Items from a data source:
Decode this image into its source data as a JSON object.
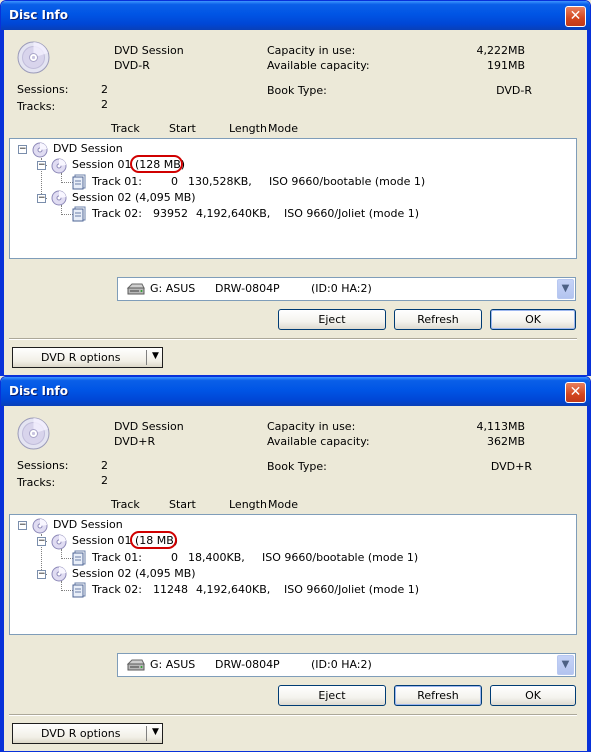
{
  "windows": [
    {
      "title": "Disc Info",
      "close_glyph": "✕",
      "disc_type": "DVD Session",
      "media": "DVD-R",
      "capacity_in_use_label": "Capacity in use:",
      "capacity_in_use": "4,222MB",
      "available_capacity_label": "Available capacity:",
      "available_capacity": "191MB",
      "sessions_label": "Sessions:",
      "sessions": "2",
      "tracks_label": "Tracks:",
      "tracks": "2",
      "book_type_label": "Book Type:",
      "book_type": "DVD-R",
      "columns": {
        "track": "Track",
        "start": "Start",
        "length": "Length",
        "mode": "Mode"
      },
      "tree": {
        "root": "DVD Session",
        "session1_name": "Session 01 ",
        "session1_size": "(128 MB)",
        "track1": {
          "label": "Track 01:",
          "start": "0",
          "length": "130,528KB,",
          "mode": "ISO 9660/bootable (mode 1)"
        },
        "session2": "Session 02 (4,095 MB)",
        "track2": {
          "label": "Track 02:",
          "start": "93952",
          "length": "4,192,640KB,",
          "mode": "ISO 9660/Joliet (mode 1)"
        }
      },
      "drive": {
        "letter": "G: ASUS",
        "model": "DRW-0804P",
        "id": "(ID:0  HA:2)"
      },
      "buttons": {
        "eject": "Eject",
        "refresh": "Refresh",
        "ok": "OK"
      },
      "options_label": "DVD R options",
      "options_arrow": "▼"
    },
    {
      "title": "Disc Info",
      "close_glyph": "✕",
      "disc_type": "DVD Session",
      "media": "DVD+R",
      "capacity_in_use_label": "Capacity in use:",
      "capacity_in_use": "4,113MB",
      "available_capacity_label": "Available capacity:",
      "available_capacity": "362MB",
      "sessions_label": "Sessions:",
      "sessions": "2",
      "tracks_label": "Tracks:",
      "tracks": "2",
      "book_type_label": "Book Type:",
      "book_type": "DVD+R",
      "columns": {
        "track": "Track",
        "start": "Start",
        "length": "Length",
        "mode": "Mode"
      },
      "tree": {
        "root": "DVD Session",
        "session1_name": "Session 01 ",
        "session1_size": "(18 MB)",
        "track1": {
          "label": "Track 01:",
          "start": "0",
          "length": "18,400KB,",
          "mode": "ISO 9660/bootable (mode 1)"
        },
        "session2": "Session 02 (4,095 MB)",
        "track2": {
          "label": "Track 02:",
          "start": "11248",
          "length": "4,192,640KB,",
          "mode": "ISO 9660/Joliet (mode 1)"
        }
      },
      "drive": {
        "letter": "G: ASUS",
        "model": "DRW-0804P",
        "id": "(ID:0  HA:2)"
      },
      "buttons": {
        "eject": "Eject",
        "refresh": "Refresh",
        "ok": "OK"
      },
      "options_label": "DVD R options",
      "options_arrow": "▼"
    }
  ],
  "colors": {
    "title_blue": "#0055E5",
    "highlight_red": "#D00000",
    "dialog_bg": "#ECE9D8"
  }
}
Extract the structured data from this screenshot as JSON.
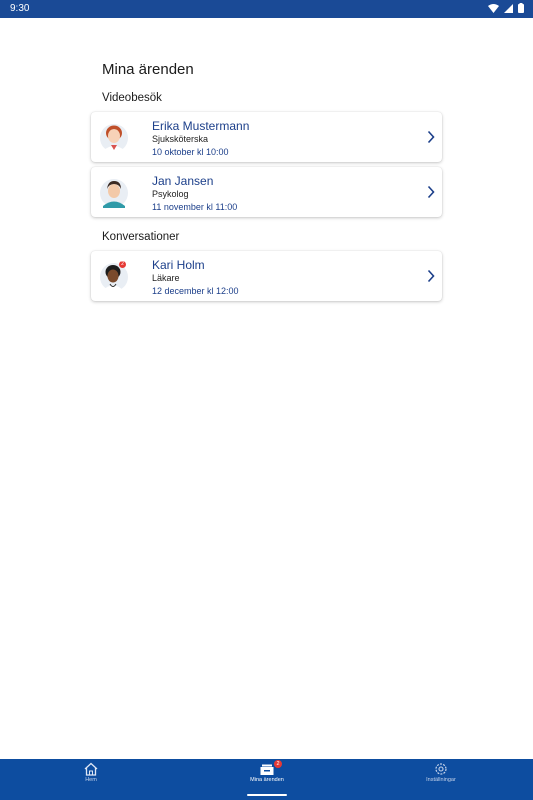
{
  "status_bar": {
    "time": "9:30"
  },
  "page": {
    "title": "Mina ärenden"
  },
  "sections": {
    "video": {
      "title": "Videobesök",
      "items": [
        {
          "name": "Erika Mustermann",
          "role": "Sjuksköterska",
          "date": "10 oktober kl 10:00"
        },
        {
          "name": "Jan Jansen",
          "role": "Psykolog",
          "date": "11 november kl 11:00"
        }
      ]
    },
    "conversations": {
      "title": "Konversationer",
      "items": [
        {
          "name": "Kari Holm",
          "role": "Läkare",
          "date": "12 december kl 12:00",
          "badge": "2"
        }
      ]
    }
  },
  "nav": {
    "home": {
      "label": "Hem",
      "icon": "home-icon"
    },
    "cases": {
      "label": "Mina ärenden",
      "icon": "inbox-icon",
      "badge": "2"
    },
    "settings": {
      "label": "Inställningar",
      "icon": "gear-icon"
    }
  },
  "colors": {
    "primary": "#0d4da0",
    "status_bar": "#1a4a96",
    "link": "#1c3f8a",
    "badge": "#e53935"
  }
}
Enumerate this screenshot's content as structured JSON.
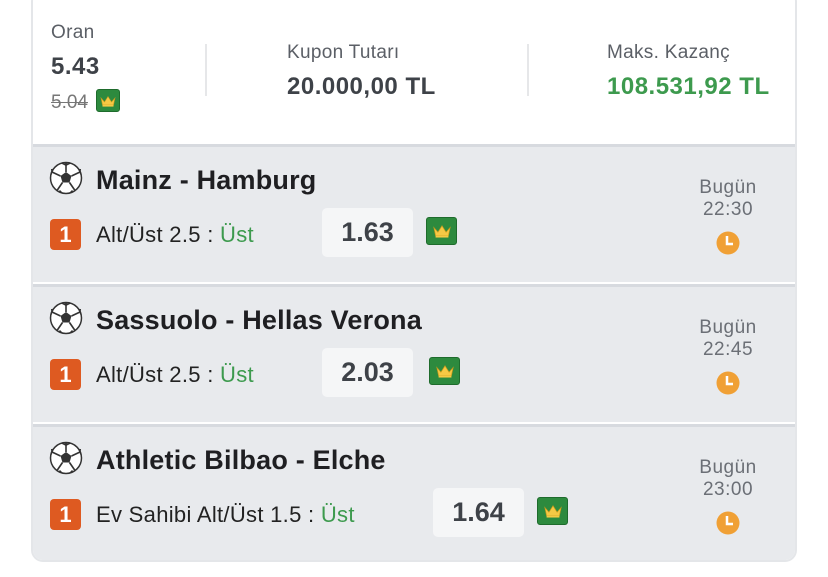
{
  "summary": {
    "odds_label": "Oran",
    "odds_value": "5.43",
    "odds_old": "5.04",
    "coupon_label": "Kupon Tutarı",
    "coupon_value": "20.000,00 TL",
    "max_win_label": "Maks. Kazanç",
    "max_win_value": "108.531,92 TL"
  },
  "matches": [
    {
      "teams": "Mainz - Hamburg",
      "badge": "1",
      "market": "Alt/Üst 2.5 : ",
      "pick": "Üst",
      "odds": "1.63",
      "day": "Bugün",
      "time": "22:30"
    },
    {
      "teams": "Sassuolo - Hellas Verona",
      "badge": "1",
      "market": "Alt/Üst 2.5 : ",
      "pick": "Üst",
      "odds": "2.03",
      "day": "Bugün",
      "time": "22:45"
    },
    {
      "teams": "Athletic Bilbao - Elche",
      "badge": "1",
      "market": "Ev Sahibi Alt/Üst 1.5 : ",
      "pick": "Üst",
      "odds": "1.64",
      "day": "Bugün",
      "time": "23:00"
    }
  ],
  "icons": {
    "sport": "soccer-ball-icon",
    "boost": "crown-icon",
    "kickoff": "clock-icon"
  },
  "colors": {
    "accent_green": "#3d9a4e",
    "badge_orange": "#de5a21",
    "crown_green": "#2d8a3e",
    "clock_orange": "#f0a035"
  }
}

▸ **WHAT YOU HAVE TO DO**
With the pictures left out, transcribe the material exactly.

▸ **RESULT OF THE EXERCISE**
Decode this image into its source data as a JSON object.
{
  "windows": [
    {
      "title": "Disc Info",
      "close_glyph": "✕",
      "disc_type": "DVD Session",
      "media": "DVD-R",
      "capacity_in_use_label": "Capacity in use:",
      "capacity_in_use": "4,222MB",
      "available_capacity_label": "Available capacity:",
      "available_capacity": "191MB",
      "sessions_label": "Sessions:",
      "sessions": "2",
      "tracks_label": "Tracks:",
      "tracks": "2",
      "book_type_label": "Book Type:",
      "book_type": "DVD-R",
      "columns": {
        "track": "Track",
        "start": "Start",
        "length": "Length",
        "mode": "Mode"
      },
      "tree": {
        "root": "DVD Session",
        "session1_name": "Session 01 ",
        "session1_size": "(128 MB)",
        "track1": {
          "label": "Track 01:",
          "start": "0",
          "length": "130,528KB,",
          "mode": "ISO 9660/bootable (mode 1)"
        },
        "session2": "Session 02 (4,095 MB)",
        "track2": {
          "label": "Track 02:",
          "start": "93952",
          "length": "4,192,640KB,",
          "mode": "ISO 9660/Joliet (mode 1)"
        }
      },
      "drive": {
        "letter": "G: ASUS",
        "model": "DRW-0804P",
        "id": "(ID:0  HA:2)"
      },
      "buttons": {
        "eject": "Eject",
        "refresh": "Refresh",
        "ok": "OK"
      },
      "options_label": "DVD R options",
      "options_arrow": "▼"
    },
    {
      "title": "Disc Info",
      "close_glyph": "✕",
      "disc_type": "DVD Session",
      "media": "DVD+R",
      "capacity_in_use_label": "Capacity in use:",
      "capacity_in_use": "4,113MB",
      "available_capacity_label": "Available capacity:",
      "available_capacity": "362MB",
      "sessions_label": "Sessions:",
      "sessions": "2",
      "tracks_label": "Tracks:",
      "tracks": "2",
      "book_type_label": "Book Type:",
      "book_type": "DVD+R",
      "columns": {
        "track": "Track",
        "start": "Start",
        "length": "Length",
        "mode": "Mode"
      },
      "tree": {
        "root": "DVD Session",
        "session1_name": "Session 01 ",
        "session1_size": "(18 MB)",
        "track1": {
          "label": "Track 01:",
          "start": "0",
          "length": "18,400KB,",
          "mode": "ISO 9660/bootable (mode 1)"
        },
        "session2": "Session 02 (4,095 MB)",
        "track2": {
          "label": "Track 02:",
          "start": "11248",
          "length": "4,192,640KB,",
          "mode": "ISO 9660/Joliet (mode 1)"
        }
      },
      "drive": {
        "letter": "G: ASUS",
        "model": "DRW-0804P",
        "id": "(ID:0  HA:2)"
      },
      "buttons": {
        "eject": "Eject",
        "refresh": "Refresh",
        "ok": "OK"
      },
      "options_label": "DVD R options",
      "options_arrow": "▼"
    }
  ],
  "colors": {
    "title_blue": "#0055E5",
    "highlight_red": "#D00000",
    "dialog_bg": "#ECE9D8"
  }
}
Extract the structured data from this screenshot as JSON.
{
  "status_bar": {
    "time": "9:30"
  },
  "page": {
    "title": "Mina ärenden"
  },
  "sections": {
    "video": {
      "title": "Videobesök",
      "items": [
        {
          "name": "Erika Mustermann",
          "role": "Sjuksköterska",
          "date": "10 oktober kl 10:00"
        },
        {
          "name": "Jan Jansen",
          "role": "Psykolog",
          "date": "11 november kl 11:00"
        }
      ]
    },
    "conversations": {
      "title": "Konversationer",
      "items": [
        {
          "name": "Kari Holm",
          "role": "Läkare",
          "date": "12 december kl 12:00",
          "badge": "2"
        }
      ]
    }
  },
  "nav": {
    "home": {
      "label": "Hem",
      "icon": "home-icon"
    },
    "cases": {
      "label": "Mina ärenden",
      "icon": "inbox-icon",
      "badge": "2"
    },
    "settings": {
      "label": "Inställningar",
      "icon": "gear-icon"
    }
  },
  "colors": {
    "primary": "#0d4da0",
    "status_bar": "#1a4a96",
    "link": "#1c3f8a",
    "badge": "#e53935"
  }
}
Enumerate this screenshot's content as structured JSON.
{
  "summary": {
    "odds_label": "Oran",
    "odds_value": "5.43",
    "odds_old": "5.04",
    "coupon_label": "Kupon Tutarı",
    "coupon_value": "20.000,00 TL",
    "max_win_label": "Maks. Kazanç",
    "max_win_value": "108.531,92 TL"
  },
  "matches": [
    {
      "teams": "Mainz - Hamburg",
      "badge": "1",
      "market": "Alt/Üst 2.5 : ",
      "pick": "Üst",
      "odds": "1.63",
      "day": "Bugün",
      "time": "22:30"
    },
    {
      "teams": "Sassuolo - Hellas Verona",
      "badge": "1",
      "market": "Alt/Üst 2.5 : ",
      "pick": "Üst",
      "odds": "2.03",
      "day": "Bugün",
      "time": "22:45"
    },
    {
      "teams": "Athletic Bilbao - Elche",
      "badge": "1",
      "market": "Ev Sahibi Alt/Üst 1.5 : ",
      "pick": "Üst",
      "odds": "1.64",
      "day": "Bugün",
      "time": "23:00"
    }
  ],
  "icons": {
    "sport": "soccer-ball-icon",
    "boost": "crown-icon",
    "kickoff": "clock-icon"
  },
  "colors": {
    "accent_green": "#3d9a4e",
    "badge_orange": "#de5a21",
    "crown_green": "#2d8a3e",
    "clock_orange": "#f0a035"
  }
}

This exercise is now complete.